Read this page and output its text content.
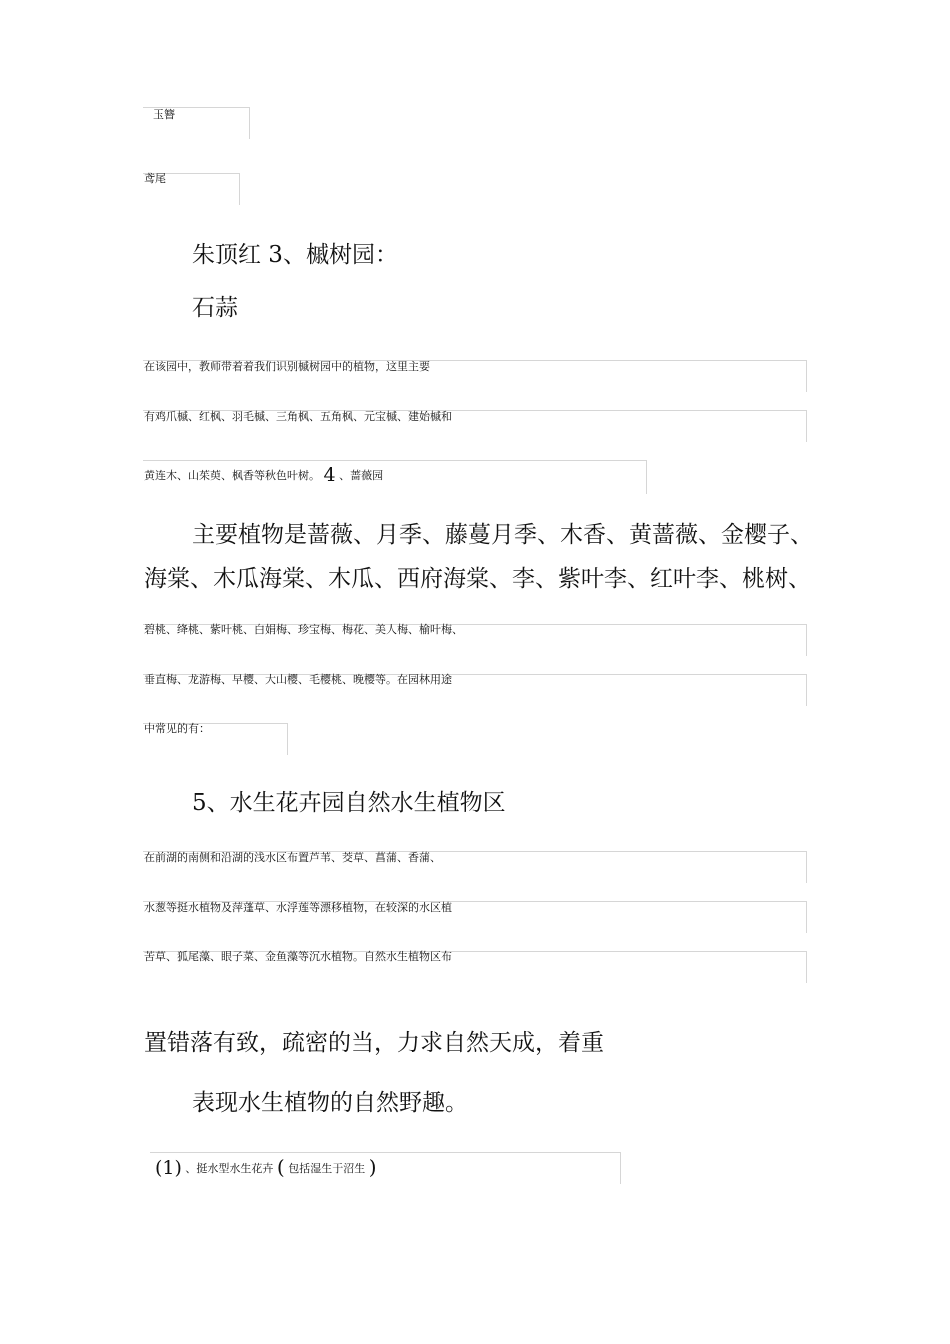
玉簪
鸢尾
朱顶红 3、槭树园：
石蒜
在该园中，教师带着着我们识别槭树园中的植物，这里主要
有鸡爪槭、红枫、羽毛槭、三角枫、五角枫、元宝槭、建始槭和
黄连木、山茱萸、枫香等秋色叶树。 4 、蔷薇园
主要植物是蔷薇、月季、藤蔓月季、木香、黄蔷薇、金樱子、
海棠、木瓜海棠、木瓜、西府海棠、李、紫叶李、红叶李、桃树、
碧桃、绛桃、紫叶桃、白娟梅、珍宝梅、梅花、美人梅、榆叶梅、
垂直梅、龙游梅、早樱、大山樱、毛樱桃、晚樱等。在园林用途
中常见的有：
5、水生花卉园自然水生植物区
在前湖的南侧和沿湖的浅水区布置芦苇、茭草、菖蒲、香蒲、
水葱等挺水植物及萍蓬草、水浮莲等漂移植物，在较深的水区植
苦草、狐尾藻、眼子菜、金鱼藻等沉水植物。自然水生植物区布
置错落有致，疏密的当，力求自然天成，着重
表现水生植物的自然野趣。
(1) 、挺水型水生花卉 ( 包括湿生于沼生 )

──────

Extract all the data above exactly, excluding every picture.

▶ _Solved exercise_
Read this page and output its text content.
玉簪
鸢尾
朱顶红 3、槭树园：
石蒜
在该园中，教师带着着我们识别槭树园中的植物，这里主要
有鸡爪槭、红枫、羽毛槭、三角枫、五角枫、元宝槭、建始槭和
黄连木、山茱萸、枫香等秋色叶树。 4 、蔷薇园
主要植物是蔷薇、月季、藤蔓月季、木香、黄蔷薇、金樱子、
海棠、木瓜海棠、木瓜、西府海棠、李、紫叶李、红叶李、桃树、
碧桃、绛桃、紫叶桃、白娟梅、珍宝梅、梅花、美人梅、榆叶梅、
垂直梅、龙游梅、早樱、大山樱、毛樱桃、晚樱等。在园林用途
中常见的有：
5、水生花卉园自然水生植物区
在前湖的南侧和沿湖的浅水区布置芦苇、茭草、菖蒲、香蒲、
水葱等挺水植物及萍蓬草、水浮莲等漂移植物，在较深的水区植
苦草、狐尾藻、眼子菜、金鱼藻等沉水植物。自然水生植物区布
置错落有致，疏密的当，力求自然天成，着重
表现水生植物的自然野趣。
(1) 、挺水型水生花卉 ( 包括湿生于沼生 )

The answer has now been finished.